Recorded data:
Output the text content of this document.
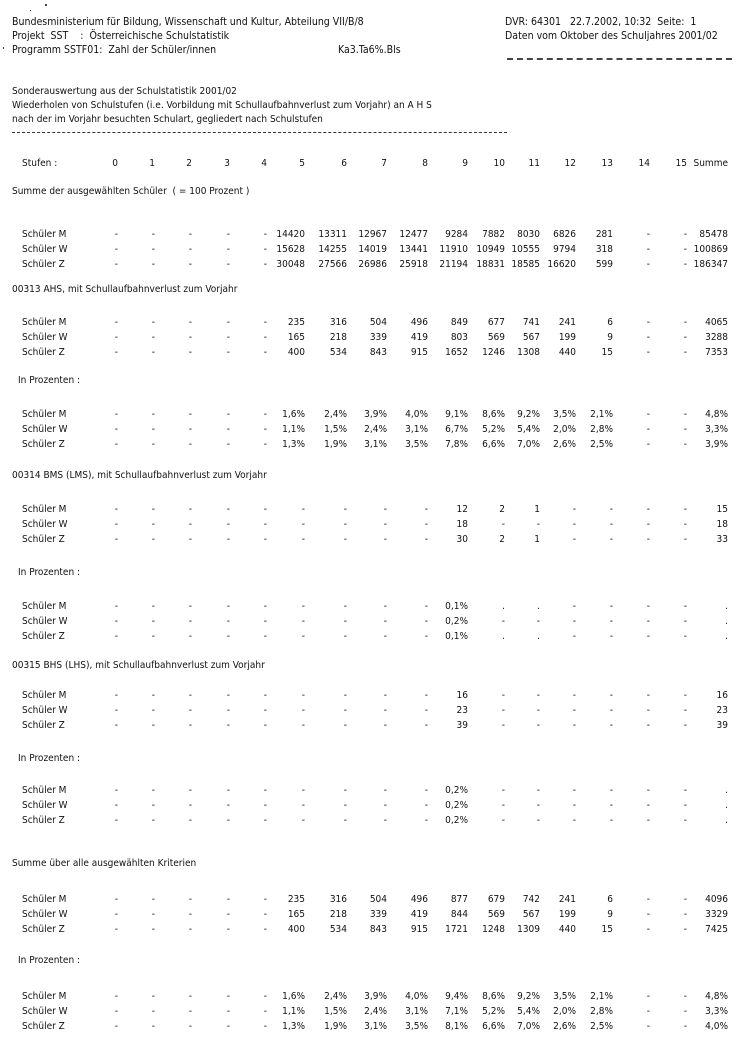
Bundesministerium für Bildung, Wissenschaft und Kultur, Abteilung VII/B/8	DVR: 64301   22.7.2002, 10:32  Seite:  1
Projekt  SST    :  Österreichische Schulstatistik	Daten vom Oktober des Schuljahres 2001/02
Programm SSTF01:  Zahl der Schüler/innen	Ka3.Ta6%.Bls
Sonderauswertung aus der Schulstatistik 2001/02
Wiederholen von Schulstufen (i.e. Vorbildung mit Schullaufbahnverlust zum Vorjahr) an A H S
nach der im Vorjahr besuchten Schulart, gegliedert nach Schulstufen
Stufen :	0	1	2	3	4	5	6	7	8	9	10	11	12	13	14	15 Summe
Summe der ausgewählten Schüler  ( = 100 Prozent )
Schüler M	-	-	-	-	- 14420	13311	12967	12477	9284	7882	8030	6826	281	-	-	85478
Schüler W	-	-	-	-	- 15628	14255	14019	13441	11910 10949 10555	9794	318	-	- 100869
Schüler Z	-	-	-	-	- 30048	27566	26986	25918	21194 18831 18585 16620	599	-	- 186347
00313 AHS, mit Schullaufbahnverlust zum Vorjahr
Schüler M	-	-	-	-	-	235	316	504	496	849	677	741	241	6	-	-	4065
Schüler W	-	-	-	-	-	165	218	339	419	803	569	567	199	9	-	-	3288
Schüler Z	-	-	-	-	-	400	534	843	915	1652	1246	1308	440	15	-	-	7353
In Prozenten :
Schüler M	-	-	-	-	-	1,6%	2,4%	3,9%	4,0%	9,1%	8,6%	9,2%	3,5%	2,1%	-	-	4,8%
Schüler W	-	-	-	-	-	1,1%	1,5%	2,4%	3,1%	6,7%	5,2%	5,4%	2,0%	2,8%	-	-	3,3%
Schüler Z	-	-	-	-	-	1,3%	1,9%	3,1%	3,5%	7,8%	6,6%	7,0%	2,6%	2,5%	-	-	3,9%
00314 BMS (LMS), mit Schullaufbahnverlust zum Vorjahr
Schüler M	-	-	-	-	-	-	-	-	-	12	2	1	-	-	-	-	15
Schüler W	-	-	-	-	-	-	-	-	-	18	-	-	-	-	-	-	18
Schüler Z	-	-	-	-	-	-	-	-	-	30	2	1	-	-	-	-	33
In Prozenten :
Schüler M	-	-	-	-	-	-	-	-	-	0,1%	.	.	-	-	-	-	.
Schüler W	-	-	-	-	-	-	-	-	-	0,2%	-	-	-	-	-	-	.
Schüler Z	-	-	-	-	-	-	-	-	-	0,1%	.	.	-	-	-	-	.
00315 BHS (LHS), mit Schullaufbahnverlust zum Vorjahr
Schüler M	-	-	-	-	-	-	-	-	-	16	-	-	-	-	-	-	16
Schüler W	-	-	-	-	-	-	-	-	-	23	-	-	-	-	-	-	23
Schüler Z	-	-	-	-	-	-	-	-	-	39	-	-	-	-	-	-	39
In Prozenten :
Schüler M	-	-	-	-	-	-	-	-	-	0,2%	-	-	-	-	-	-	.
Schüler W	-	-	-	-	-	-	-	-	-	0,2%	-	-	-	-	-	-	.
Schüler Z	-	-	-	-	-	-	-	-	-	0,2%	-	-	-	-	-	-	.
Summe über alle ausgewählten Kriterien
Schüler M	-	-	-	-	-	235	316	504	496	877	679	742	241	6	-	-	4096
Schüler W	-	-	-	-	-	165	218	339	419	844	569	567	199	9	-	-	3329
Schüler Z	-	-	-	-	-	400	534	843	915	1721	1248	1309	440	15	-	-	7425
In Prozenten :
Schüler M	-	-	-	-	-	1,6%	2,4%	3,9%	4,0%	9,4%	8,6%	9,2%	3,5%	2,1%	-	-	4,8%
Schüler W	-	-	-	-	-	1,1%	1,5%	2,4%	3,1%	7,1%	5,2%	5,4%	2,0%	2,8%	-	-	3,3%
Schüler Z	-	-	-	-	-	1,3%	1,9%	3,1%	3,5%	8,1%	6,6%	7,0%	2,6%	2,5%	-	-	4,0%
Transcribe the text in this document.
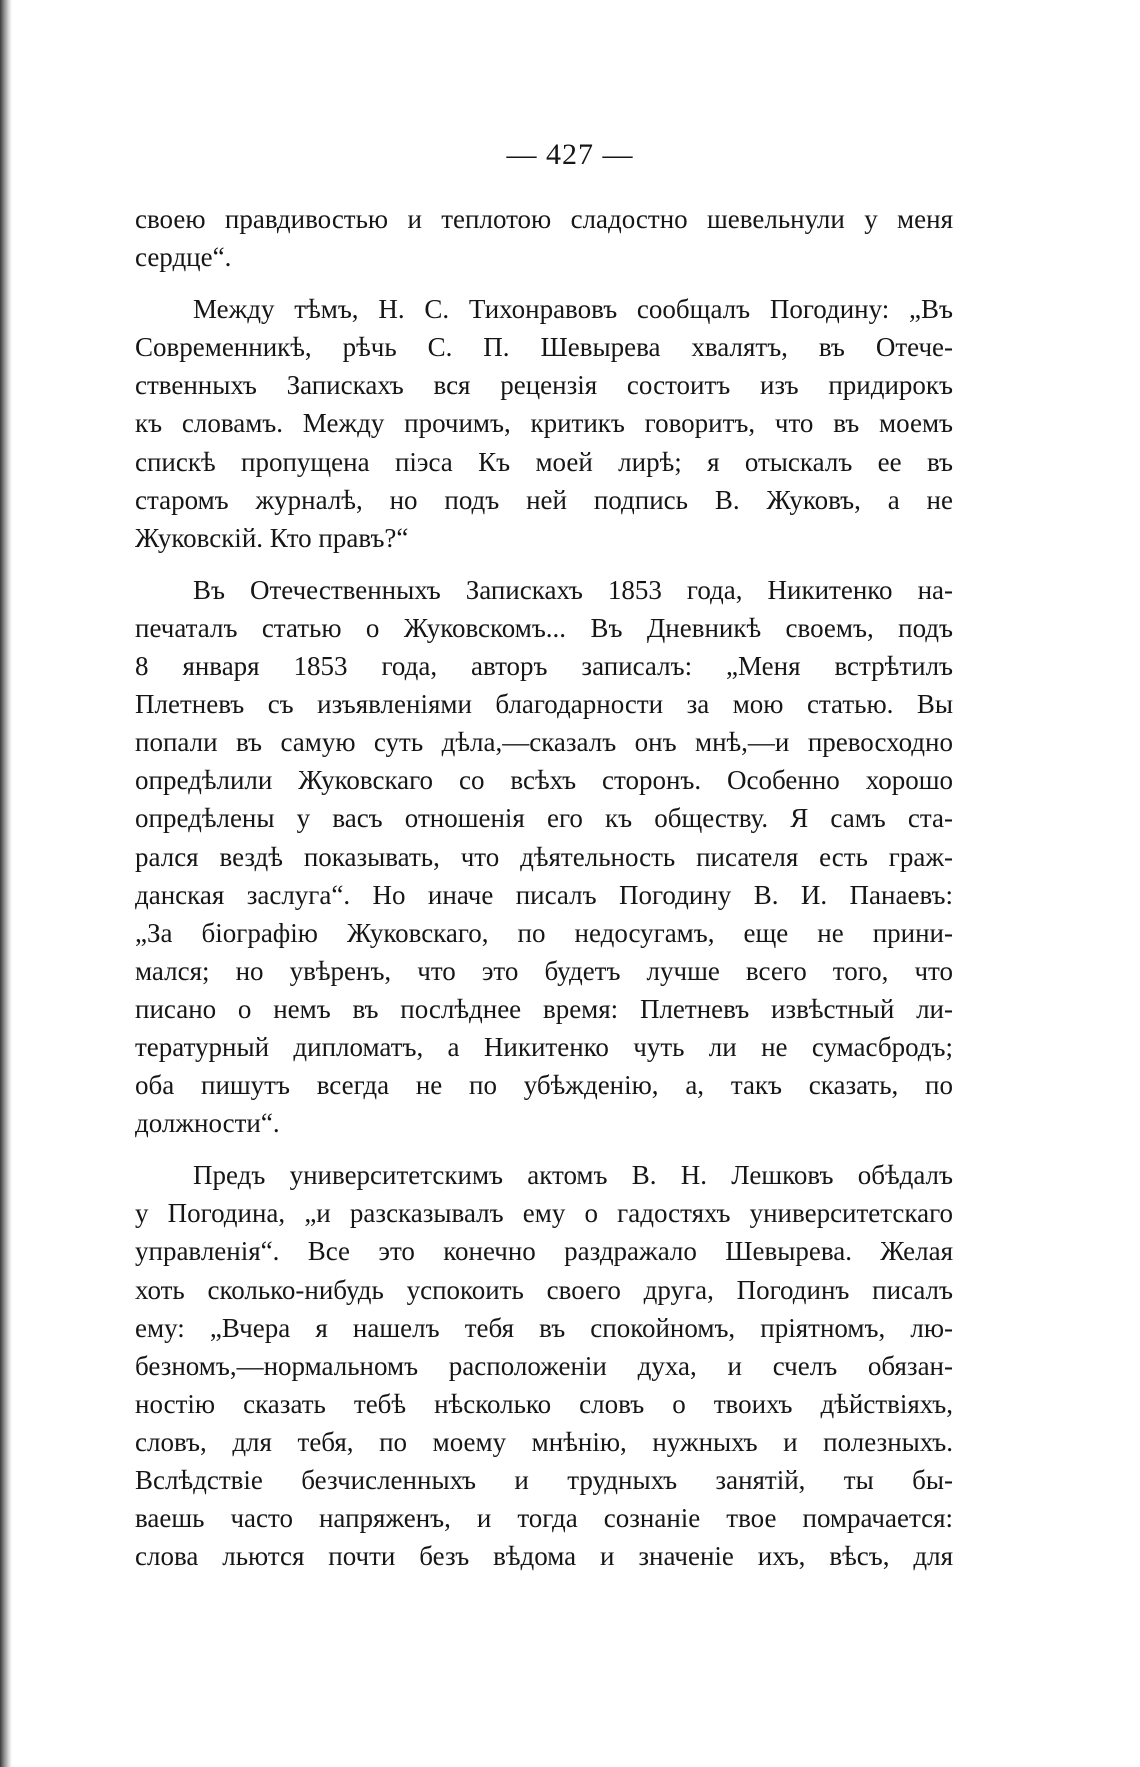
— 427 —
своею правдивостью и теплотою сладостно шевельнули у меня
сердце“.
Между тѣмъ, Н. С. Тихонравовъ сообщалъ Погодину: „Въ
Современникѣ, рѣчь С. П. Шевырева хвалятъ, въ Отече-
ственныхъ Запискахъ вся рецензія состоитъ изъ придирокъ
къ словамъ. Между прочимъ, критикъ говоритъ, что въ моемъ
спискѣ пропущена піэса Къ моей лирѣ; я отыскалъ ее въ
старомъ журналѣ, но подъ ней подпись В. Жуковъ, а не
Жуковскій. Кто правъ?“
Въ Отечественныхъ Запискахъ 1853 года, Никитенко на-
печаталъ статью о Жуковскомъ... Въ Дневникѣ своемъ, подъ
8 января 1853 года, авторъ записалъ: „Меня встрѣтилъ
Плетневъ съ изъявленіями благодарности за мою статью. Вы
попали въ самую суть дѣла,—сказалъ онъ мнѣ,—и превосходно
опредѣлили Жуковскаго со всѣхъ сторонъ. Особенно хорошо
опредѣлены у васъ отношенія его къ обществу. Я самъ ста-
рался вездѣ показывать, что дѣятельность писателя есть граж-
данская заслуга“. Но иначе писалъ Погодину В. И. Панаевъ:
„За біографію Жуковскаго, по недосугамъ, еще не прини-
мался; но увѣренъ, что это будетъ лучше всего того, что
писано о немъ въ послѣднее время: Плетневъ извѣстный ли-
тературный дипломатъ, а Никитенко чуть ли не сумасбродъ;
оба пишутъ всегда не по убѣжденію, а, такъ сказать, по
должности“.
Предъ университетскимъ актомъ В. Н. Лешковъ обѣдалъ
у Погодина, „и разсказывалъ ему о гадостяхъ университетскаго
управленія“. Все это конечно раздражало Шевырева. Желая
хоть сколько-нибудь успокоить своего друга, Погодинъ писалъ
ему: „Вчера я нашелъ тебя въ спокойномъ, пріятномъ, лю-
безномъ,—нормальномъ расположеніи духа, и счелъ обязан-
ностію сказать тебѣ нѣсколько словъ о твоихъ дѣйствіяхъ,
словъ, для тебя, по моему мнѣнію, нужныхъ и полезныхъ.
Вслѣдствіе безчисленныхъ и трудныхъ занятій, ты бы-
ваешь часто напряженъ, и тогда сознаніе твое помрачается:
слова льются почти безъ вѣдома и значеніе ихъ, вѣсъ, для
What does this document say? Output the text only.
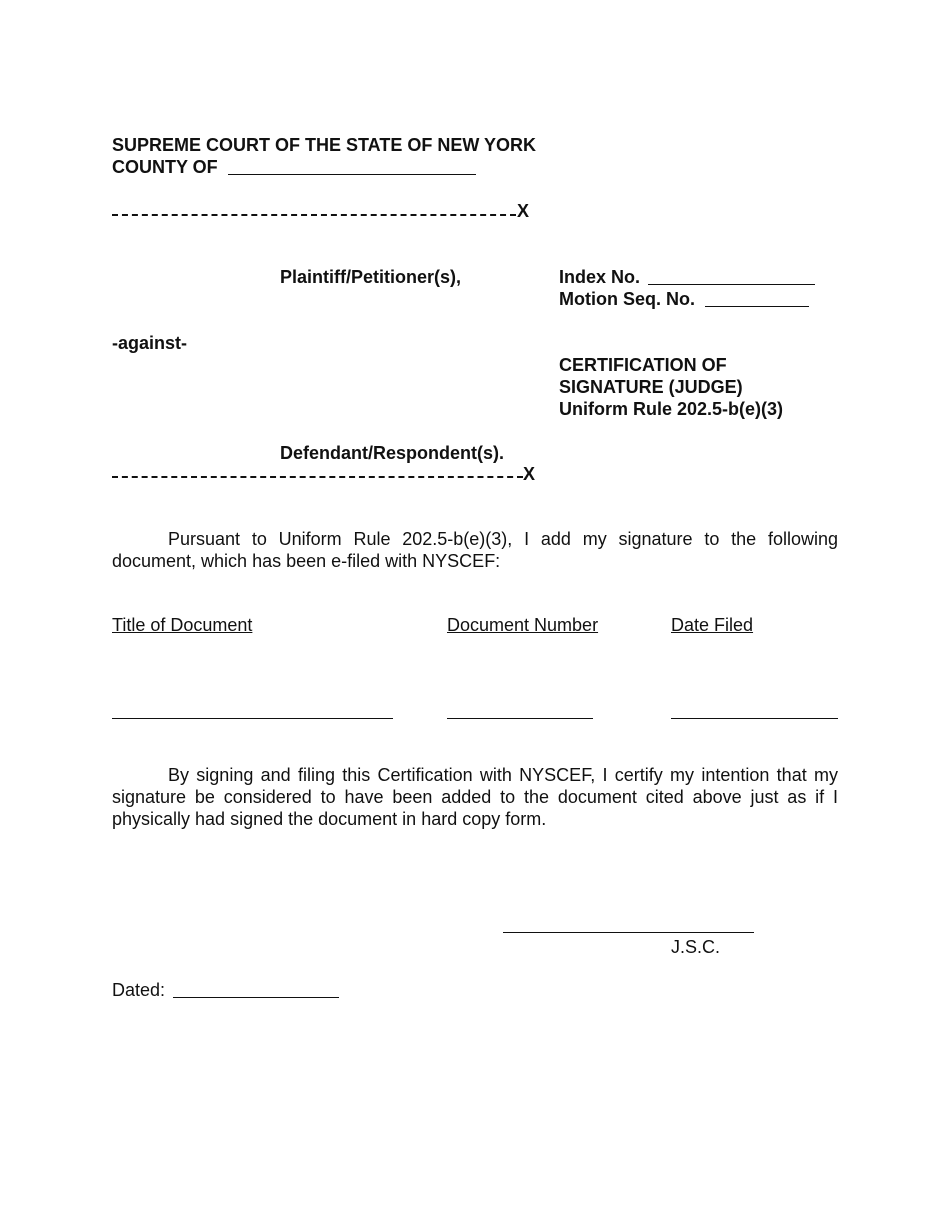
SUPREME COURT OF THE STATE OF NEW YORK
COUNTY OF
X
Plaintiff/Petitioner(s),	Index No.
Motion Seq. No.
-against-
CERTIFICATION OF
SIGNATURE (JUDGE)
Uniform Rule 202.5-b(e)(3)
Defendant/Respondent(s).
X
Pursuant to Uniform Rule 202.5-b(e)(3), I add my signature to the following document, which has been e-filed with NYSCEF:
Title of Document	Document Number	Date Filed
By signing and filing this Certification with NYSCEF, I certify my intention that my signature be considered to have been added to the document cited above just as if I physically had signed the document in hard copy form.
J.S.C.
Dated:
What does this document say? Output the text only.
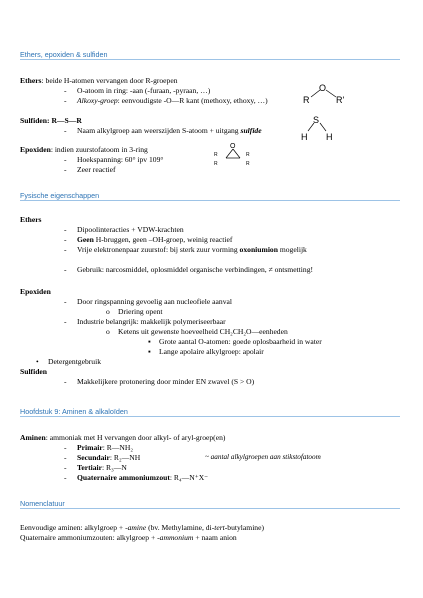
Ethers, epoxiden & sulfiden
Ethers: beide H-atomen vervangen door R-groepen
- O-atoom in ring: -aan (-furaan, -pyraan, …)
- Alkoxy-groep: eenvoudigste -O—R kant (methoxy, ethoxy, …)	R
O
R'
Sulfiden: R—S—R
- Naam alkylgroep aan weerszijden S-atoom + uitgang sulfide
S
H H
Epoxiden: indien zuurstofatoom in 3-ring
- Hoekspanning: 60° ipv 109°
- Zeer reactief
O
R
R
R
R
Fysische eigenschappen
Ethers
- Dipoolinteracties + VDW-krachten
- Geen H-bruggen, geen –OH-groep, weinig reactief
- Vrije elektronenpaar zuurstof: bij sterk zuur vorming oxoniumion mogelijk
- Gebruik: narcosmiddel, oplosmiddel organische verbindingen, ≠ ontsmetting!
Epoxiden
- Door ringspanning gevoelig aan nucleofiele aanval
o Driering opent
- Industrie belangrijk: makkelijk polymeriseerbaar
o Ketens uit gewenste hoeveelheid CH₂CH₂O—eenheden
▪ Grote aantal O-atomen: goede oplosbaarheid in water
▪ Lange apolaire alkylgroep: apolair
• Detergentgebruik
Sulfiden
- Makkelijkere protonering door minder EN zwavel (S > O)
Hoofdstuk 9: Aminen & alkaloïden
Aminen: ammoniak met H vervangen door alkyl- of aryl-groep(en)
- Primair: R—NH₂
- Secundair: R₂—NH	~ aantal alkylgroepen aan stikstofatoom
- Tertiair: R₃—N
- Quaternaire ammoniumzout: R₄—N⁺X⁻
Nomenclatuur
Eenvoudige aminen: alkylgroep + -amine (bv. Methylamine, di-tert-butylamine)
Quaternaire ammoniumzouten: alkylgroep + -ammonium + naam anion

Objective.
Pull every line containing the word "статью" out of the material and copy it.

The result.
печаталъ статью о Жуковскомъ... Въ Дневникѣ своемъ, подъ
Плетневъ съ изъявленіями благодарности за мою статью. Вы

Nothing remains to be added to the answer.